* **SOURCE PASSAGE**
•••••

UAE’s Technology Innovation Institute launches Falcon 2 rivaling Meta’s Llama 3
The Technology Innovation Institute (TII) of the United Arab Emirates introduces Falcon 2, a new ateration of its large language model (LLM) series with Vision-to-Language Model (VLM) capabilities, along with open-source accessibility, rivalling Meta’s Llama 3 and Google’s Gemma.
The Technology Innovation Institute (TII) of the United Arab Emirates, one of the leading global scientific research centre and the applied research pillar of Abu Dhabi’s Advanced Technology Research Council (ATRC), has launched the second iteration of its large language model (LLM) the Falcon series, Falcon 2. Within the series, it has unveiled two versions:
Falcon 2 11B, an efficient and accessible LLM trained on 11 billion parameters with 5.5 trillion tokens and Falcon 2 11B vision-to-language model (VLM), enabling the conversion of visual inputs into textual outputs. Notably, Falcon 2 11B VLM is the first multimodal model in the top-tier market, offering image-to-text conversion capabilities.
The newly launched models have been tested against leading AI models, where Falcon 2 11B has surpassed Meta’s newly launched Llama 3 and rivalled Google’s Gemma 7B, according to independent verification by Hugging Face, a US-based platform hosting an objective evaluation tool for open LLMs.
TII has made both Falcon 2 11B models open source, aligning with a broader trend in the AI community, giving developers worldwide unrestricted access and contributing to accelerating advancements in AI research and development.

•••••

* **DATA RECORDS**

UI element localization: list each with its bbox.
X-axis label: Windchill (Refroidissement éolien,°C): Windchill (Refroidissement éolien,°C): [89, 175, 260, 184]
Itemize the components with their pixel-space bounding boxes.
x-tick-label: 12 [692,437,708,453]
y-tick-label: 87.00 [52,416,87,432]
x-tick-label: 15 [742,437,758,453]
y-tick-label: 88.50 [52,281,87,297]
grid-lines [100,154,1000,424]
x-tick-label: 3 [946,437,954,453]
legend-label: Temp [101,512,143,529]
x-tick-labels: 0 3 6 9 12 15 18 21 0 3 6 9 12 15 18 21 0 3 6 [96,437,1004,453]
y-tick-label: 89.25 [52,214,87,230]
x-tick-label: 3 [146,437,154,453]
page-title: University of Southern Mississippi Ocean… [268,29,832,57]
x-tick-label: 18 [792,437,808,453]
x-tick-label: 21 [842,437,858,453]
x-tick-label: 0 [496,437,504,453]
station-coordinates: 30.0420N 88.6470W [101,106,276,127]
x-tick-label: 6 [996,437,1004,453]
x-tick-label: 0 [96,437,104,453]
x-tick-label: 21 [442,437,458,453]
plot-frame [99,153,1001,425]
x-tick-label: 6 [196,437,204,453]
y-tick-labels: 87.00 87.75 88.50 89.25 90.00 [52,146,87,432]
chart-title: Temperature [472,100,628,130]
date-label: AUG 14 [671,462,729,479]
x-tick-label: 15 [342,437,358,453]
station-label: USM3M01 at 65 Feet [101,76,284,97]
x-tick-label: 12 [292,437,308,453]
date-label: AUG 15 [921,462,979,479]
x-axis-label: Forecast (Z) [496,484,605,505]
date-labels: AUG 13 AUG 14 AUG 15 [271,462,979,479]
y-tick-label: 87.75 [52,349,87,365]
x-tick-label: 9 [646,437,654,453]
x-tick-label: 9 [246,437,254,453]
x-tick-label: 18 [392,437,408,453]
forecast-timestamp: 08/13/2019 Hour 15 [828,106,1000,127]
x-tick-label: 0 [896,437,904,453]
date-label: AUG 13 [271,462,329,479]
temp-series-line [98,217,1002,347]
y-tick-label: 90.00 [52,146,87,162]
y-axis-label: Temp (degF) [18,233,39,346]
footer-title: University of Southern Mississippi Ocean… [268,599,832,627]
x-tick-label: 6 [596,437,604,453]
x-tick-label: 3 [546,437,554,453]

•••••

* **YOUR TASKS**
a. Reproduce the part of the Falcon 2 article that starts at the words "UAE’s Technology Innovation" and ends after the words "and Google’s Gemma.".
b. Carry the Falcon 2 article forward from its final sentence.
The material has no connection to the Falcon 2 article.

* **EXPECTED RESULTS**
a.
UAE’s Technology Innovation Institute launches Falcon 2 rivaling Meta’s Llama 3
The Technology Innovation Institute (TII) of the United Arab Emirates introduces Falcon 2, a new ateration of its large language model (LLM) series with Vision-to-Language Model (VLM) capabilities, along with open-source accessibility, rivalling Meta’s Llama 3 and Google’s Gemma.

b.
TII aims to expand the Falcon 2 series with models of varying sizes and enhance them with advanced machine learning capabilities like ‘Mixture of Experts’ (MoE). Advanced Technology Research Council Secretary General Faisal Al Bannai, who is also an adviser to the president on strategic research and advanced technology, said they were already working on “Falcon 3 generation”.
The multilingual capabilities of Falcon 2 11B models enable them to tackle tasks in multiple languages, enhancing their effectiveness across diverse industries such as healthcare, finance, e-commerce, education, and legal sectors. Moreover, their ability to run efficiently on minimal hardware makes them highly scalable and adaptable to different infrastructures.
The UAE’s focus on AI has not gone unnoticed, attracting attention from global players and policymakers alike. Emirati AI firm G42‘s strategic shift away from Chinese technology and subsequent $1.5 billion investment from Microsoft.
While the UAE’s AI ambitions have drawn scrutiny, particularly from US officials advocating for allegiance to American or Chinese technology, the country’s strategic partnerships and investments demonstrate a nuanced approach to international relations in the tech sphere.